In the records below, pick out all lines containing the word "text".
##### Supplied records #####
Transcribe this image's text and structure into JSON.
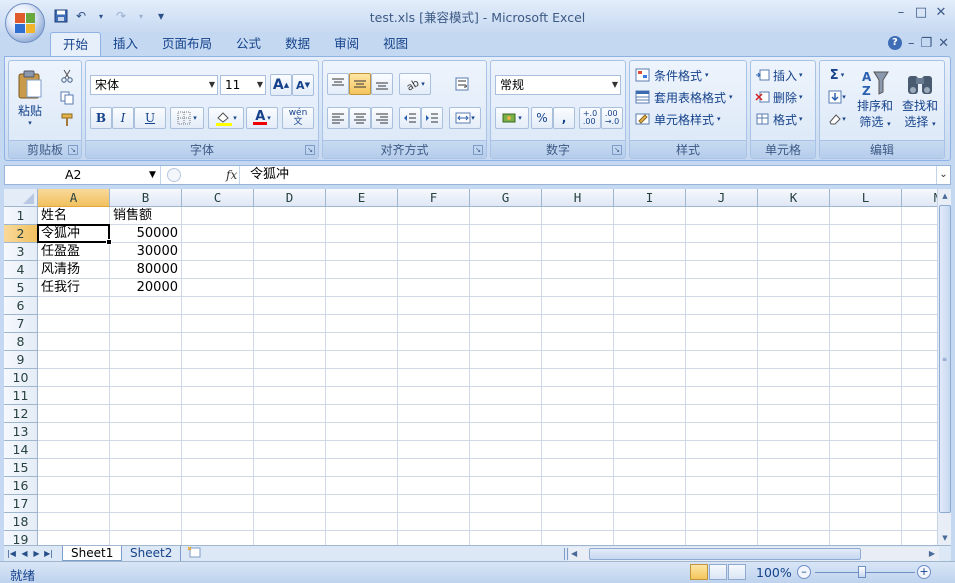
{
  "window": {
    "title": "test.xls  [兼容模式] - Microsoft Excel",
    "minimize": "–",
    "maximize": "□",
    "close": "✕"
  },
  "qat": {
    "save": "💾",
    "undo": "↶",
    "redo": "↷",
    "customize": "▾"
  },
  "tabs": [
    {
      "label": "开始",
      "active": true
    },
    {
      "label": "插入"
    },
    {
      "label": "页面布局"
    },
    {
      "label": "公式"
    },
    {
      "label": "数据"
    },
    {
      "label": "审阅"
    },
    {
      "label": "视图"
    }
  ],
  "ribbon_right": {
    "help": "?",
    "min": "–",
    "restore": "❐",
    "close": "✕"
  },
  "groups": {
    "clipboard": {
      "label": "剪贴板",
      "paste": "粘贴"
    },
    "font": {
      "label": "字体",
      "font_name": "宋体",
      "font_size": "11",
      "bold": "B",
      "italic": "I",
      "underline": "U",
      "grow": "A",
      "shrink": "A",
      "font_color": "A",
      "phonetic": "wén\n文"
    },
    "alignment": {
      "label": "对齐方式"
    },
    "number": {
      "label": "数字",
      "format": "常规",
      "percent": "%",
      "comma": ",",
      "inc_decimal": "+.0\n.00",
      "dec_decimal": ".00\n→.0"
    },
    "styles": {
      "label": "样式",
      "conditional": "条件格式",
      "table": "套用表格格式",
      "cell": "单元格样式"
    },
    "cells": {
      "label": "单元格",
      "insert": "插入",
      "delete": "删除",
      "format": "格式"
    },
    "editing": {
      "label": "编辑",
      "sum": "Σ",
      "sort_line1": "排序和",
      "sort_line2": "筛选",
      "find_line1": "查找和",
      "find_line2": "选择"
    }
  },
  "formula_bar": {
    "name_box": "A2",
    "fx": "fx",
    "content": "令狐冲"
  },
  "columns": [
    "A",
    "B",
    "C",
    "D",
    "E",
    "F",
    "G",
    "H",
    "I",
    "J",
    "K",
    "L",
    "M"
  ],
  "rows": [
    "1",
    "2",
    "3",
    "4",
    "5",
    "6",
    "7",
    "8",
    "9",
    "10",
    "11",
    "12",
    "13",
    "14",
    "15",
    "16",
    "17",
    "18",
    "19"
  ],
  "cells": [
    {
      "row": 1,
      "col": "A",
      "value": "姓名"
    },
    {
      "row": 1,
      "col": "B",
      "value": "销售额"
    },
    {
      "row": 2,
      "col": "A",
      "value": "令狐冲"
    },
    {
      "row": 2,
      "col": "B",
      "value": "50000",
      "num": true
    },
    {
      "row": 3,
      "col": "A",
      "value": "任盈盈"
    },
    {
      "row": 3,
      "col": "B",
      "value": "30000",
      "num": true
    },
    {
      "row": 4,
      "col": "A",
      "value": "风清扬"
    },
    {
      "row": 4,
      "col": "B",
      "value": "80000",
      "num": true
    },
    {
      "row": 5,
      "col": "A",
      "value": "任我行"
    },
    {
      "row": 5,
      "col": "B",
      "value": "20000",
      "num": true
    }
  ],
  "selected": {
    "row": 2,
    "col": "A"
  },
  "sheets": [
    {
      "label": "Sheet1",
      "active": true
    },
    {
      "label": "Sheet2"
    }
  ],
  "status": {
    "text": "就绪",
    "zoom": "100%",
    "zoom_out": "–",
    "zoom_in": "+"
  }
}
#####
## Answer to the task:
Transcribe this image's text and structure into JSON.
    "text": "就绪",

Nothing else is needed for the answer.